#### [WHAT YOU NEED TO DO]
Find the line that contains "Type out the text in this image.". Copy it and every line after it to the end of the material below, exactly, with no pictures.

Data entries

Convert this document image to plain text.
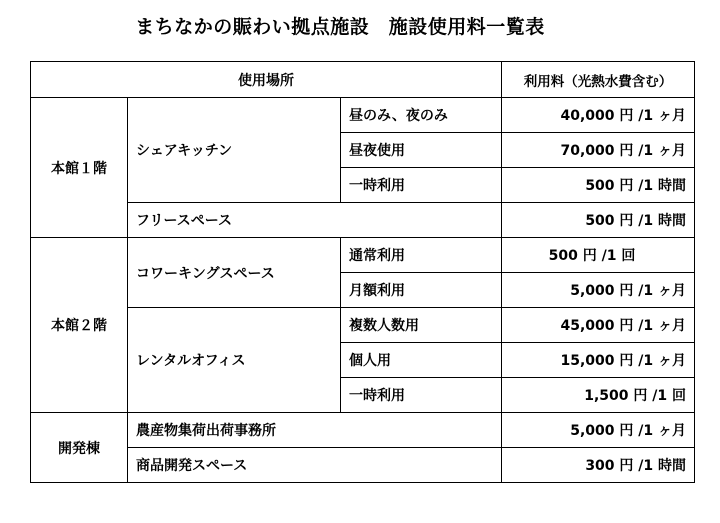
まちなかの賑わい拠点施設　施設使用料一覧表
使用場所			利用料（光熱水費含む）
本館１階	シェアキッチン	昼のみ、夜のみ	40,000 円 /1 ヶ月
		昼夜使用	70,000 円 /1 ヶ月
		一時利用	500 円 /1 時間
	フリースペース		500 円 /1 時間
本館２階	コワーキングスペース	通常利用	500 円 /1 回
		月額利用	5,000 円 /1 ヶ月
	レンタルオフィス	複数人数用	45,000 円 /1 ヶ月
		個人用	15,000 円 /1 ヶ月
		一時利用	1,500 円 /1 回
開発棟	農産物集荷出荷事務所		5,000 円 /1 ヶ月
	商品開発スペース		300 円 /1 時間
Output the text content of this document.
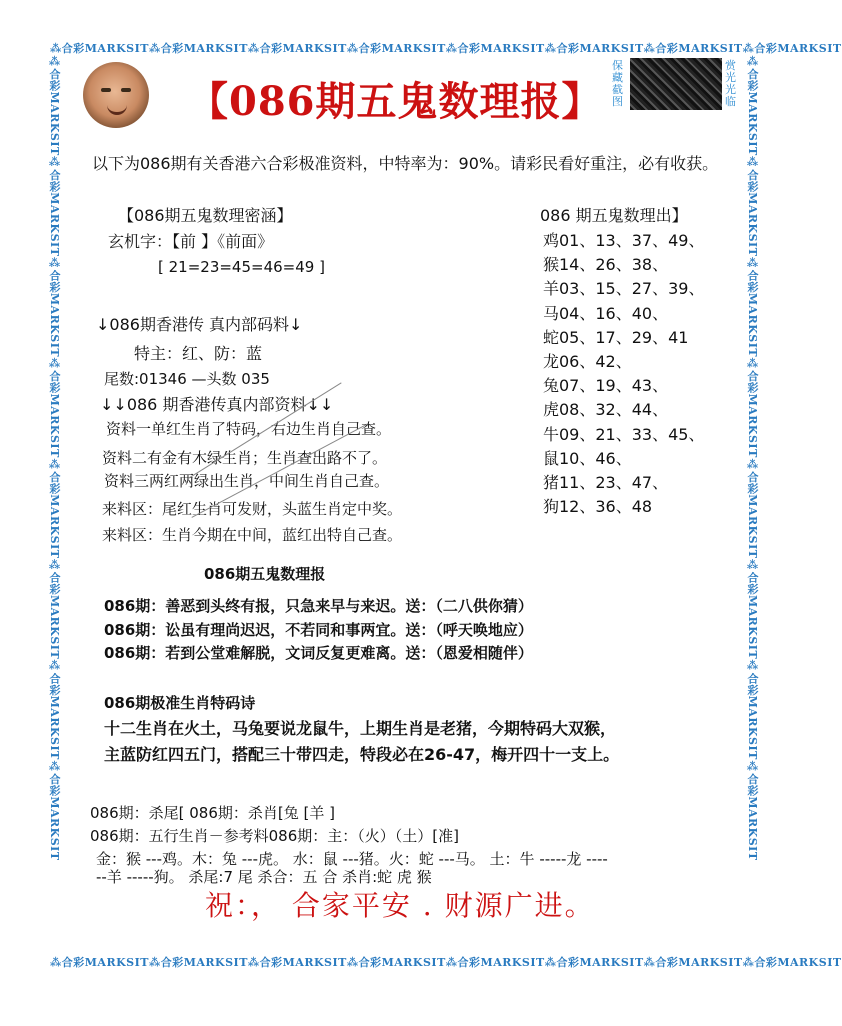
⁂合彩MARKSIT⁂合彩MARKSIT⁂合彩MARKSIT⁂合彩MARKSIT⁂合彩MARKSIT⁂合彩MARKSIT⁂合彩MARKSIT⁂合彩MARKSIT
⁂合彩MARKSIT⁂合彩MARKSIT⁂合彩MARKSIT⁂合彩MARKSIT⁂合彩MARKSIT⁂合彩MARKSIT⁂合彩MARKSIT⁂合彩MARKSIT
⁂合彩MARKSIT⁂合彩MARKSIT⁂合彩MARKSIT⁂合彩MARKSIT⁂合彩MARKSIT⁂合彩MARKSIT⁂合彩MARKSIT⁂合彩MARKSIT	⁂合彩MARKSIT⁂合彩MARKSIT⁂合彩MARKSIT⁂合彩MARKSIT⁂合彩MARKSIT⁂合彩MARKSIT⁂合彩MARKSIT⁂合彩MARKSIT
【086期五鬼数理报】
保藏截图
赏光光临
以下为086期有关香港六合彩极准资料，中特率为：90%。请彩民看好重注，必有收获。
【086期五鬼数理密涵】
玄机字：【前 】《前面》
[ 21=23=45=46=49 ]
086 期五鬼数理出】
鸡01、13、37、49、
猴14、26、38、
羊03、15、27、39、
马04、16、40、
蛇05、17、29、41
龙06、42、
兔07、19、43、
虎08、32、44、
牛09、21、33、45、
鼠10、46、
猪11、23、47、
狗12、36、48
↓086期香港传 真内部码料↓
特主：红、防：蓝
尾数:01346 —头数 035
↓↓086 期香港传真内部资料↓↓
资料一单红生肖了特码，右边生肖自己查。
资料二有金有木绿生肖；生肖查出路不了。
资料三两红两绿出生肖，中间生肖自己查。
来料区：尾红生肖可发财，头蓝生肖定中奖。
来料区：生肖今期在中间，蓝红出特自己查。
086期五鬼数理报
086期：善恶到头终有报，只急来早与来迟。送：（二八供你猜）
086期：讼虽有理尚迟迟，不若同和事两宜。送：（呼天唤地应）
086期：若到公堂难解脱，文词反复更难离。送：（恩爱相随伴）
086期极准生肖特码诗
十二生肖在火土，马兔要说龙鼠牛，上期生肖是老猪，今期特码大双猴，
主蓝防红四五门，搭配三十带四走，特段必在26-47，梅开四十一支上。
086期：杀尾[ 086期：杀肖[兔 [羊 ]
086期：五行生肖－参考料086期：主：（火）（土）[准]
金：猴 ---鸡。木：兔 ---虎。 水：鼠 ---猪。火：蛇 ---马。 土：牛 -----龙 ----
--羊 -----狗。 杀尾:7 尾 杀合：五 合 杀肖:蛇 虎 猴
祝：， 合家平安 . 财源广进。
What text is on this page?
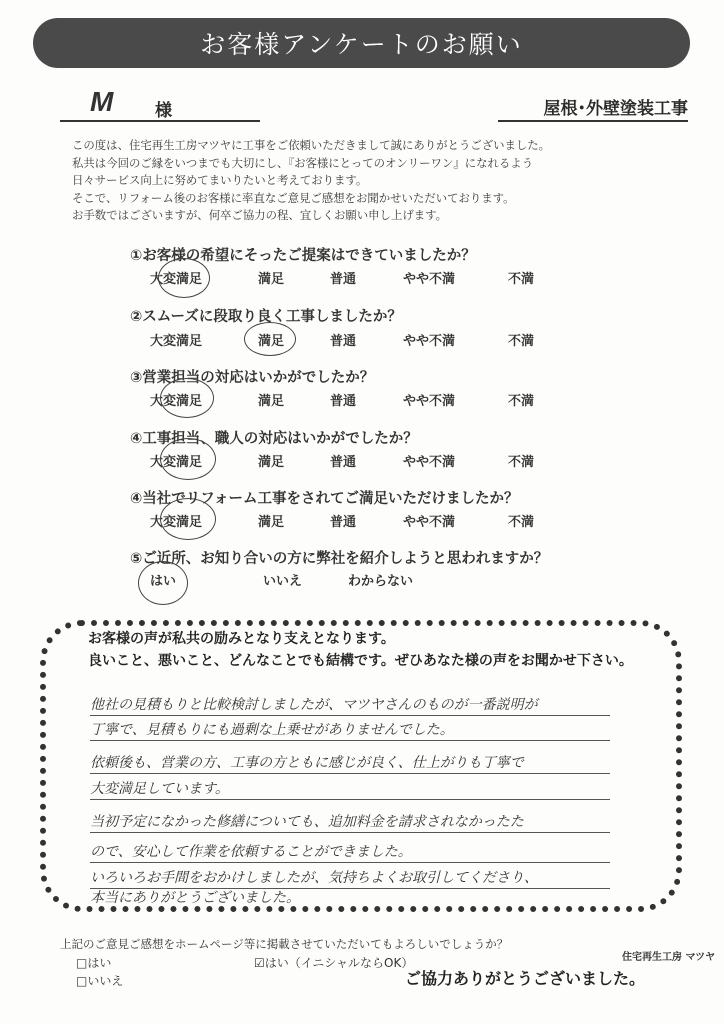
お客様アンケートのお願い
M 様	屋根･外壁塗装工事
この度は、住宅再生工房マツヤに工事をご依頼いただきまして誠にありがとうございました。
私共は今回のご縁をいつまでも大切にし、『お客様にとってのオンリーワン』になれるよう
日々サービス向上に努めてまいりたいと考えております。
そこで、リフォーム後のお客様に率直なご意見ご感想をお聞かせいただいております。
お手数ではございますが、何卒ご協力の程、宜しくお願い申し上げます。
①お客様の希望にそったご提案はできていましたか？
大変満足	満足	普通	やや不満	不満
②スムーズに段取り良く工事しましたか？
大変満足	満足	普通	やや不満	不満
③営業担当の対応はいかがでしたか？
大変満足	満足	普通	やや不満	不満
④工事担当、職人の対応はいかがでしたか？
大変満足	満足	普通	やや不満	不満
④当社でリフォーム工事をされてご満足いただけましたか？
大変満足	満足	普通	やや不満	不満
⑤ご近所、お知り合いの方に弊社を紹介しようと思われますか？
はい	いいえ	わからない
お客様の声が私共の励みとなり支えとなります。
良いこと、悪いこと、どんなことでも結構です。ぜひあなた様の声をお聞かせ下さい。
他社の見積もりと比較検討しましたが、マツヤさんのものが一番説明が
丁寧で、見積もりにも過剰な上乗せがありませんでした。
依頼後も、営業の方、工事の方ともに感じが良く、仕上がりも丁寧で
大変満足しています。
当初予定になかった修繕についても、追加料金を請求されなかったた
ので、安心して作業を依頼することができました。
いろいろお手間をおかけしましたが、気持ちよくお取引してくださり、
本当にありがとうございました。
上記のご意見ご感想をホームページ等に掲載させていただいてもよろしいでしょうか？
□はい
□いいえ
☑はい（イニシャルならOK）	住宅再生工房 マツヤ
ご協力ありがとうございました。
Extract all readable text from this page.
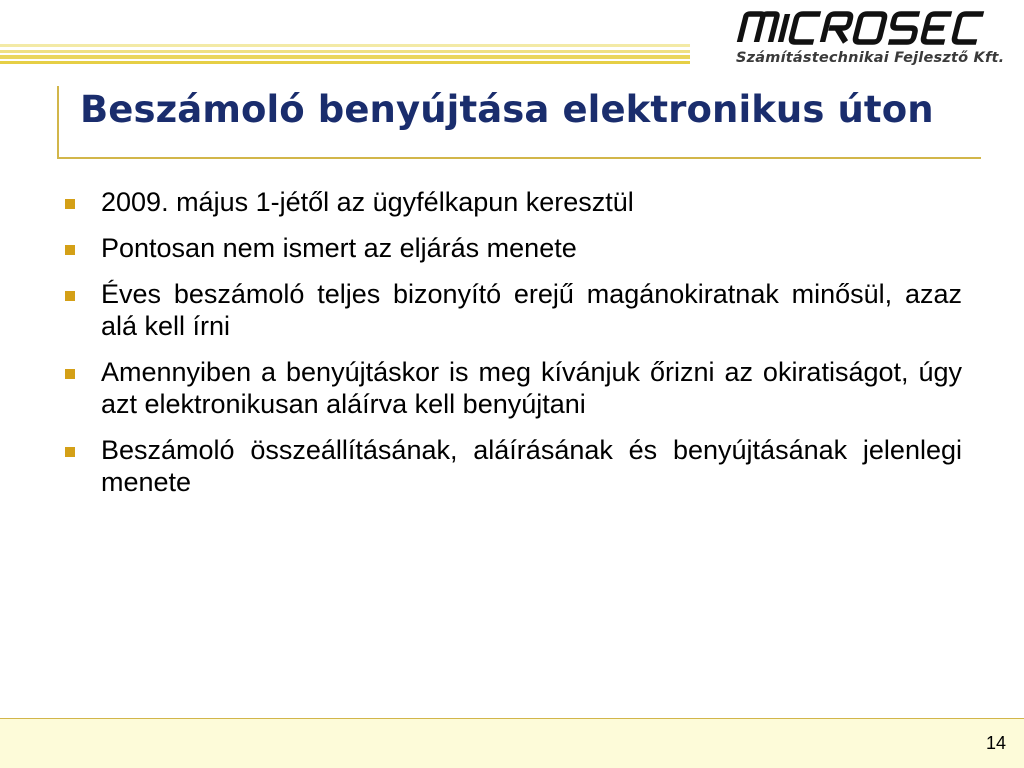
Számítástechnikai Fejlesztő Kft.
Beszámoló benyújtása elektronikus úton
2009. május 1-jétől az ügyfélkapun keresztül
Pontosan nem ismert az eljárás menete
Éves beszámoló teljes bizonyító erejű magánokiratnak minősül, azaz alá kell írni
Amennyiben a benyújtáskor is meg kívánjuk őrizni az okiratiságot, úgy azt elektronikusan aláírva kell benyújtani
Beszámoló összeállításának, aláírásának és benyújtásának jelenlegi menete
14
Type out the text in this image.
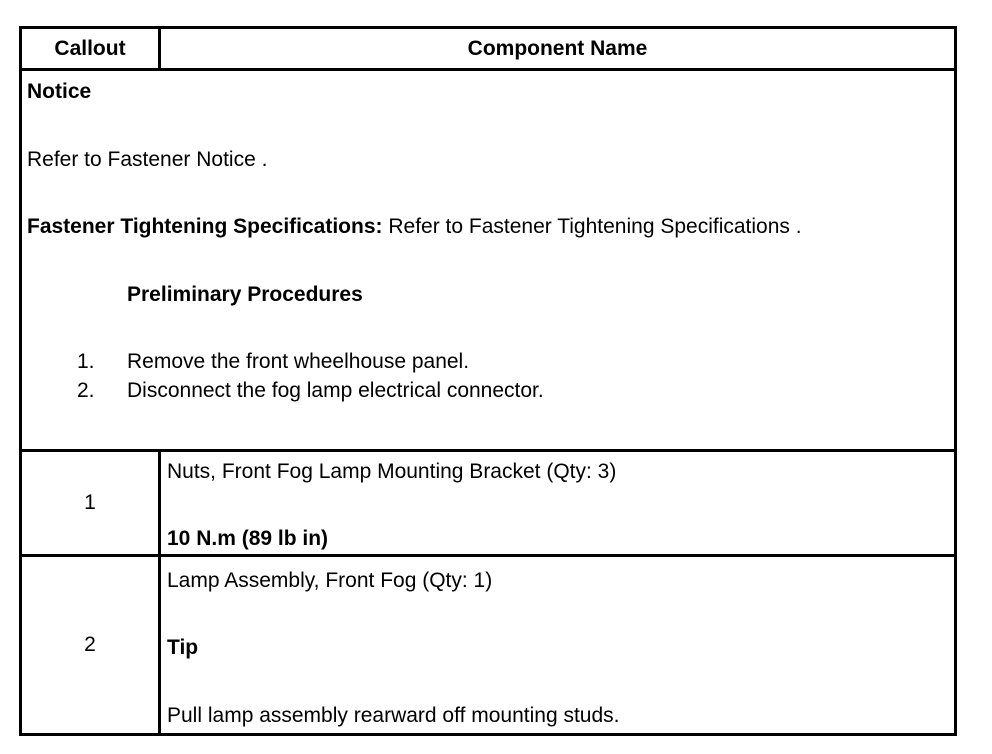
Callout	Component Name
Notice
Refer to Fastener Notice .
Fastener Tightening Specifications: Refer to Fastener Tightening Specifications .
Preliminary Procedures
1. Remove the front wheelhouse panel.
2. Disconnect the fog lamp electrical connector.
1
Nuts, Front Fog Lamp Mounting Bracket (Qty: 3)
10 N.m (89 lb in)
2
Lamp Assembly, Front Fog (Qty: 1)
Tip
Pull lamp assembly rearward off mounting studs.
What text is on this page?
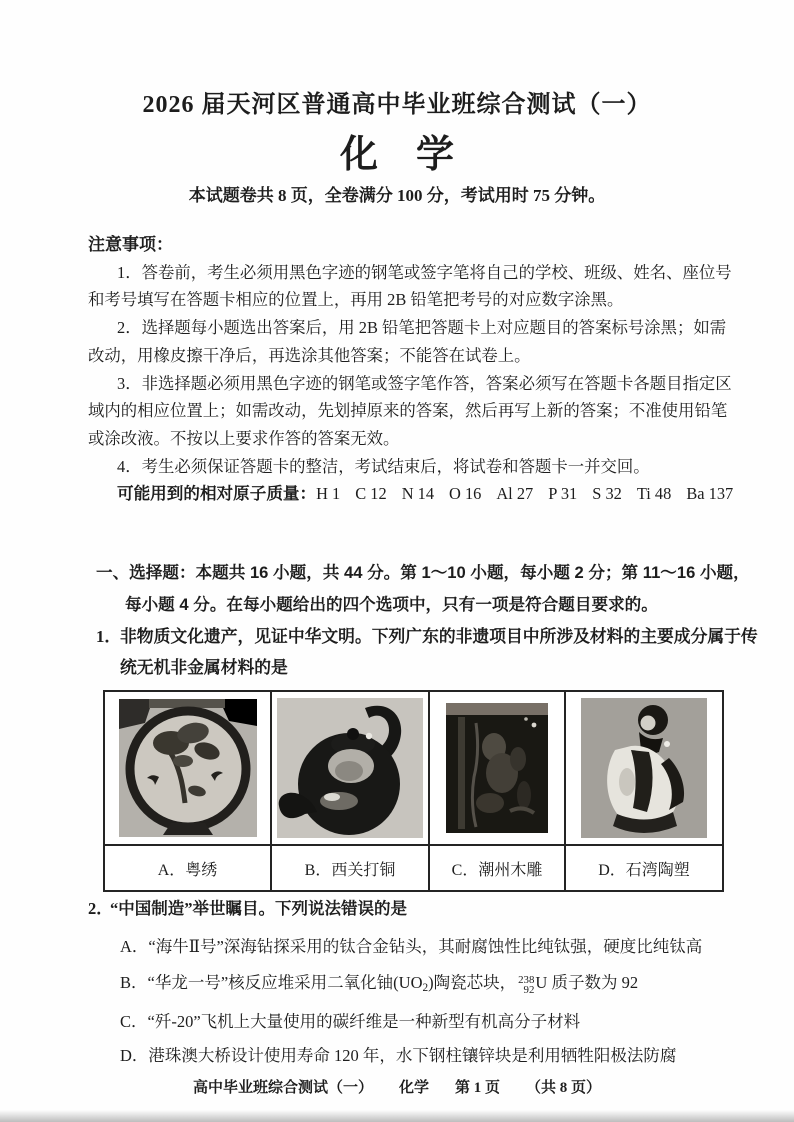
2026 届天河区普通高中毕业班综合测试（一）
化　学
本试题卷共 8 页，全卷满分 100 分，考试用时 75 分钟。
注意事项：

1．答卷前，考生必须用黑色字迹的钢笔或签字笔将自己的学校、班级、姓名、座位号和考号填写在答题卡相应的位置上，再用 2B 铅笔把考号的对应数字涂黑。

2．选择题每小题选出答案后，用 2B 铅笔把答题卡上对应题目的答案标号涂黑；如需改动，用橡皮擦干净后，再选涂其他答案；不能答在试卷上。

3．非选择题必须用黑色字迹的钢笔或签字笔作答，答案必须写在答题卡各题目指定区域内的相应位置上；如需改动，先划掉原来的答案，然后再写上新的答案；不准使用铅笔或涂改液。不按以上要求作答的答案无效。

4．考生必须保证答题卡的整洁，考试结束后，将试卷和答题卡一并交回。

可能用到的相对原子质量：H 1 C 12 N 14 O 16 Al 27 P 31 S 32 Ti 48 Ba 137

一、选择题：本题共 16 小题，共 44 分。第 1～10 小题，每小题 2 分；第 11～16 小题，每小题 4 分。在每小题给出的四个选项中，只有一项是符合题目要求的。

1．非物质文化遗产，见证中华文明。下列广东的非遗项目中所涉及材料的主要成分属于传统无机非金属材料的是

A．粤绣	B．西关打铜	C．潮州木雕	D．石湾陶塑

2．“中国制造”举世瞩目。下列说法错误的是

A．“海牛Ⅱ号”深海钻探采用的钛合金钻头，其耐腐蚀性比纯钛强，硬度比纯钛高

B．“华龙一号”核反应堆采用二氧化铀$(UO_2)$陶瓷芯块， 238
92 U 质子数为 92

C．“歼-20”飞机上大量使用的碳纤维是一种新型有机高分子材料

D．港珠澳大桥设计使用寿命 120 年，水下钢柱镶锌块是利用牺牲阳极法防腐

高中毕业班综合测试（一） 化学 第 1 页 （共 8 页）
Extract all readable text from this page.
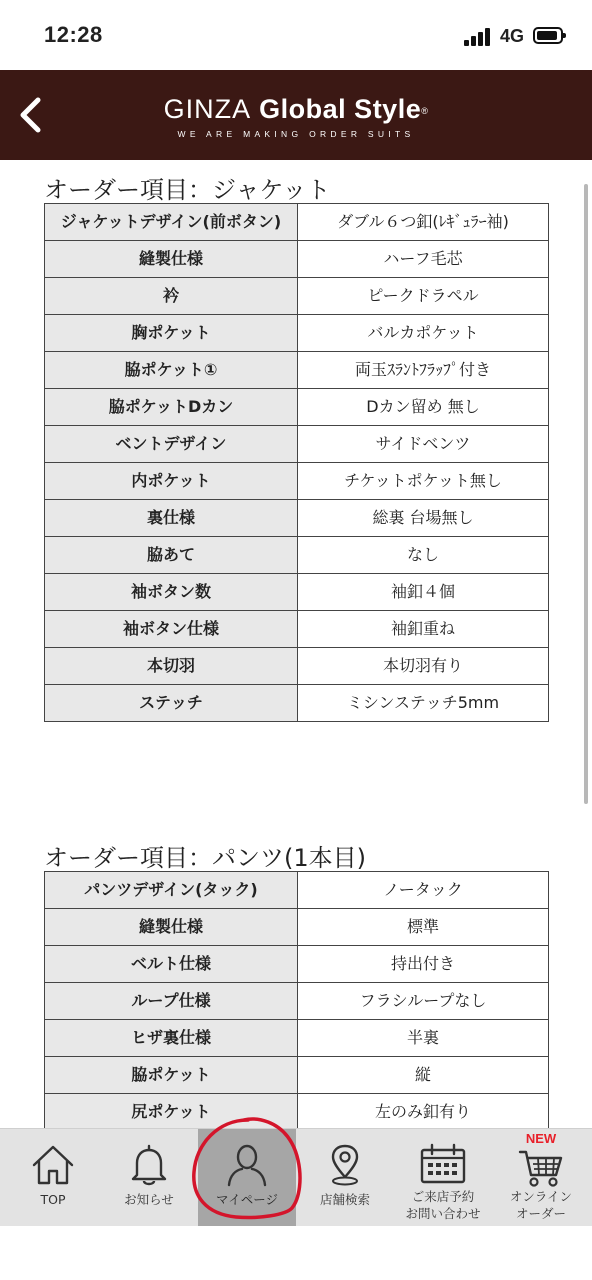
12:28	4G
GINZA Global Style®
WE ARE MAKING ORDER SUITS
オーダー項目：ジャケット
ジャケットデザイン(前ボタン)	ダブル６つ釦(ﾚｷﾞｭﾗｰ袖)
縫製仕様	ハーフ毛芯
衿	ピークドラペル
胸ポケット	バルカポケット
脇ポケット①	両玉ｽﾗﾝﾄﾌﾗｯﾌﾟ付き
脇ポケットDカン	Dカン留め 無し
ベントデザイン	サイドベンツ
内ポケット	チケットポケット無し
裏仕様	総裏 台場無し
脇あて	なし
袖ボタン数	袖釦４個
袖ボタン仕様	袖釦重ね
本切羽	本切羽有り
ステッチ	ミシンステッチ5mm
オーダー項目：パンツ(1本目)
パンツデザイン(タック)	ノータック
縫製仕様	標準
ベルト仕様	持出付き
ループ仕様	フラシループなし
ヒザ裏仕様	半裏
脇ポケット	縦
尻ポケット	左のみ釦有り
TOP	お知らせ	マイページ	店舗検索	ご来店予約
お問い合わせ
NEW
オンライン
オーダー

#### [THE COMPLETED TASK]
Type out the text in this image.
Callout	Component Name
Notice
Refer to Fastener Notice .
Fastener Tightening Specifications: Refer to Fastener Tightening Specifications .
Preliminary Procedures
1. Remove the front wheelhouse panel.
2. Disconnect the fog lamp electrical connector.
1
Nuts, Front Fog Lamp Mounting Bracket (Qty: 3)
10 N.m (89 lb in)
2
Lamp Assembly, Front Fog (Qty: 1)
Tip
Pull lamp assembly rearward off mounting studs.
What text is on this page?
2026 届天河区普通高中毕业班综合测试（一）
化　学
本试题卷共 8 页，全卷满分 100 分，考试用时 75 分钟。
注意事项：

1．答卷前，考生必须用黑色字迹的钢笔或签字笔将自己的学校、班级、姓名、座位号和考号填写在答题卡相应的位置上，再用 2B 铅笔把考号的对应数字涂黑。

2．选择题每小题选出答案后，用 2B 铅笔把答题卡上对应题目的答案标号涂黑；如需改动，用橡皮擦干净后，再选涂其他答案；不能答在试卷上。

3．非选择题必须用黑色字迹的钢笔或签字笔作答，答案必须写在答题卡各题目指定区域内的相应位置上；如需改动，先划掉原来的答案，然后再写上新的答案；不准使用铅笔或涂改液。不按以上要求作答的答案无效。

4．考生必须保证答题卡的整洁，考试结束后，将试卷和答题卡一并交回。

可能用到的相对原子质量：H 1 C 12 N 14 O 16 Al 27 P 31 S 32 Ti 48 Ba 137

一、选择题：本题共 16 小题，共 44 分。第 1～10 小题，每小题 2 分；第 11～16 小题，每小题 4 分。在每小题给出的四个选项中，只有一项是符合题目要求的。

1．非物质文化遗产，见证中华文明。下列广东的非遗项目中所涉及材料的主要成分属于传统无机非金属材料的是

A．粤绣	B．西关打铜	C．潮州木雕	D．石湾陶塑

2．“中国制造”举世瞩目。下列说法错误的是

A．“海牛Ⅱ号”深海钻探采用的钛合金钻头，其耐腐蚀性比纯钛强，硬度比纯钛高

B．“华龙一号”核反应堆采用二氧化铀$(UO_2)$陶瓷芯块， 238
92 U 质子数为 92

C．“歼-20”飞机上大量使用的碳纤维是一种新型有机高分子材料

D．港珠澳大桥设计使用寿命 120 年，水下钢柱镶锌块是利用牺牲阳极法防腐

高中毕业班综合测试（一） 化学 第 1 页 （共 8 页）
Extract all readable text from this page.
12:28	4G
GINZA Global Style®
WE ARE MAKING ORDER SUITS
オーダー項目：ジャケット
ジャケットデザイン(前ボタン)	ダブル６つ釦(ﾚｷﾞｭﾗｰ袖)
縫製仕様	ハーフ毛芯
衿	ピークドラペル
胸ポケット	バルカポケット
脇ポケット①	両玉ｽﾗﾝﾄﾌﾗｯﾌﾟ付き
脇ポケットDカン	Dカン留め 無し
ベントデザイン	サイドベンツ
内ポケット	チケットポケット無し
裏仕様	総裏 台場無し
脇あて	なし
袖ボタン数	袖釦４個
袖ボタン仕様	袖釦重ね
本切羽	本切羽有り
ステッチ	ミシンステッチ5mm
オーダー項目：パンツ(1本目)
パンツデザイン(タック)	ノータック
縫製仕様	標準
ベルト仕様	持出付き
ループ仕様	フラシループなし
ヒザ裏仕様	半裏
脇ポケット	縦
尻ポケット	左のみ釦有り
TOP	お知らせ	マイページ	店舗検索	ご来店予約
お問い合わせ
NEW
オンライン
オーダー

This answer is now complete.